[DIRECTION]
Images are not part of the copy; transcribe all the data exactly.

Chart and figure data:

^^^^

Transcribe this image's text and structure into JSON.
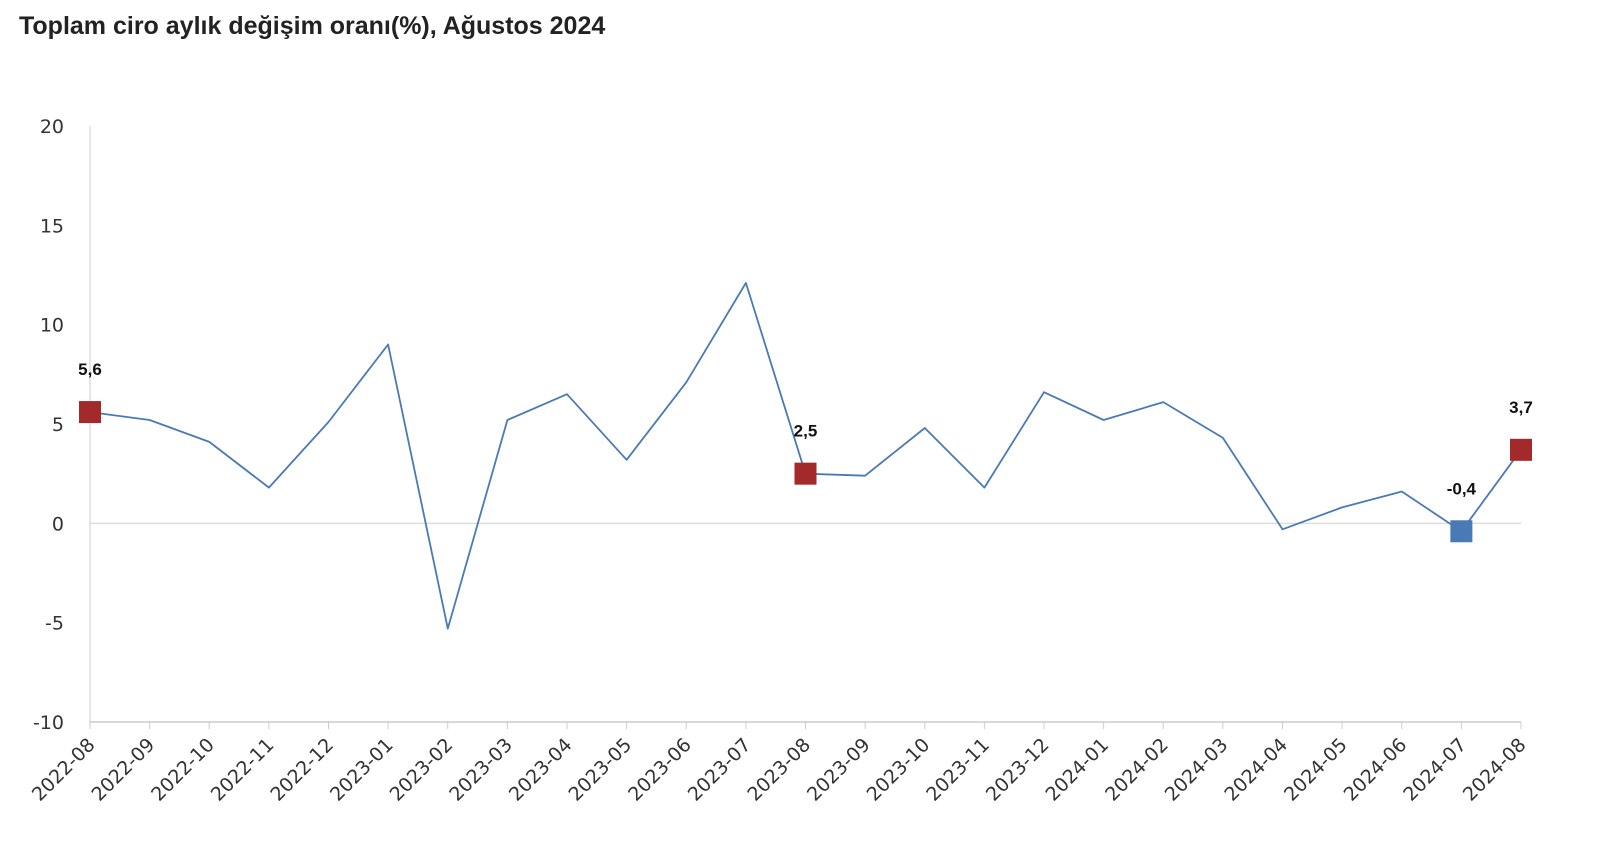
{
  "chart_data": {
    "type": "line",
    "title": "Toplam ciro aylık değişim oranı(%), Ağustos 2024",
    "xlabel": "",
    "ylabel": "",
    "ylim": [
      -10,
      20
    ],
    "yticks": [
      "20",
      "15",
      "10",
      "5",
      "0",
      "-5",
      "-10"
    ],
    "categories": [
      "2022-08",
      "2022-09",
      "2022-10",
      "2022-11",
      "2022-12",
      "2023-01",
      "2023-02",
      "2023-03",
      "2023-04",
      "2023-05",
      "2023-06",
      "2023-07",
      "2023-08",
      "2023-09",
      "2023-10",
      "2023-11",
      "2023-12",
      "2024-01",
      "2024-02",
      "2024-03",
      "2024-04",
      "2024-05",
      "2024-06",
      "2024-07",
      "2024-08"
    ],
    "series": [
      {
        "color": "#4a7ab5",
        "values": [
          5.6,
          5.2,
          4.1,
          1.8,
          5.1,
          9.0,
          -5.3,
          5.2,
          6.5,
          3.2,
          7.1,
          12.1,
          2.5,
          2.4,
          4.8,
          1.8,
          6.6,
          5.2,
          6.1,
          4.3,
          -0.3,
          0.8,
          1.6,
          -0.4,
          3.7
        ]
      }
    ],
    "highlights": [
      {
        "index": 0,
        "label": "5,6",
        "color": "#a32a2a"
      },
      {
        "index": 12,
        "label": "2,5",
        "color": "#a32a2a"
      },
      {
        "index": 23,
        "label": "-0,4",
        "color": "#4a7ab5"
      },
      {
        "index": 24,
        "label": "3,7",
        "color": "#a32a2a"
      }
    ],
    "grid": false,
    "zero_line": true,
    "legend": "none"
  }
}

^^^^

[OUTPUT OF THE TASK]
Transcribe this image's text and structure into JSON.
{
  "chart_data": {
    "type": "line",
    "title": "Toplam ciro aylık değişim oranı(%), Ağustos 2024",
    "xlabel": "",
    "ylabel": "",
    "ylim": [
      -10,
      20
    ],
    "yticks": [
      "20",
      "15",
      "10",
      "5",
      "0",
      "-5",
      "-10"
    ],
    "categories": [
      "2022-08",
      "2022-09",
      "2022-10",
      "2022-11",
      "2022-12",
      "2023-01",
      "2023-02",
      "2023-03",
      "2023-04",
      "2023-05",
      "2023-06",
      "2023-07",
      "2023-08",
      "2023-09",
      "2023-10",
      "2023-11",
      "2023-12",
      "2024-01",
      "2024-02",
      "2024-03",
      "2024-04",
      "2024-05",
      "2024-06",
      "2024-07",
      "2024-08"
    ],
    "series": [
      {
        "color": "#4a7ab5",
        "values": [
          5.6,
          5.2,
          4.1,
          1.8,
          5.1,
          9.0,
          -5.3,
          5.2,
          6.5,
          3.2,
          7.1,
          12.1,
          2.5,
          2.4,
          4.8,
          1.8,
          6.6,
          5.2,
          6.1,
          4.3,
          -0.3,
          0.8,
          1.6,
          -0.4,
          3.7
        ]
      }
    ],
    "highlights": [
      {
        "index": 0,
        "label": "5,6",
        "color": "#a32a2a"
      },
      {
        "index": 12,
        "label": "2,5",
        "color": "#a32a2a"
      },
      {
        "index": 23,
        "label": "-0,4",
        "color": "#4a7ab5"
      },
      {
        "index": 24,
        "label": "3,7",
        "color": "#a32a2a"
      }
    ],
    "grid": false,
    "zero_line": true,
    "legend": "none"
  }
}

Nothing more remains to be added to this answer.